- _Stated problem_: Leave out the pictures and copy everything else in the entries exactly.
>> BEGIN Source material
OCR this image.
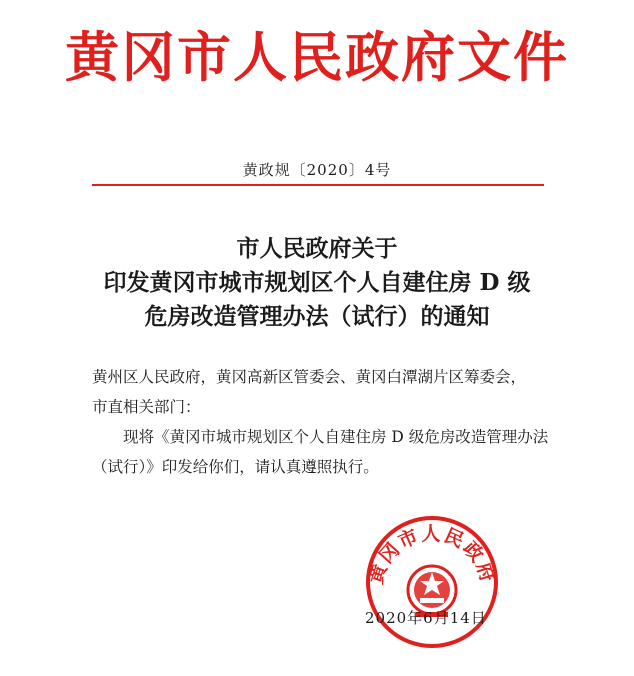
黄冈市人民政府文件
黄政规〔2020〕4号
市人民政府关于
印发黄冈市城市规划区个人自建住房 D 级
危房改造管理办法（试行）的通知

黄州区人民政府，黄冈高新区管委会、黄冈白潭湖片区筹委会，

市直相关部门：

现将《黄冈市城市规划区个人自建住房 D 级危房改造管理办法（试行）》印发给你们，请认真遵照执行。

黄冈市人民政府
2020年6月14日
>> END Source material
- _Complete response_:
OCR this image.
黄冈市人民政府文件
黄政规〔2020〕4号
市人民政府关于
印发黄冈市城市规划区个人自建住房 D 级
危房改造管理办法（试行）的通知

黄州区人民政府，黄冈高新区管委会、黄冈白潭湖片区筹委会，

市直相关部门：

现将《黄冈市城市规划区个人自建住房 D 级危房改造管理办法（试行）》印发给你们，请认真遵照执行。

黄冈市人民政府
2020年6月14日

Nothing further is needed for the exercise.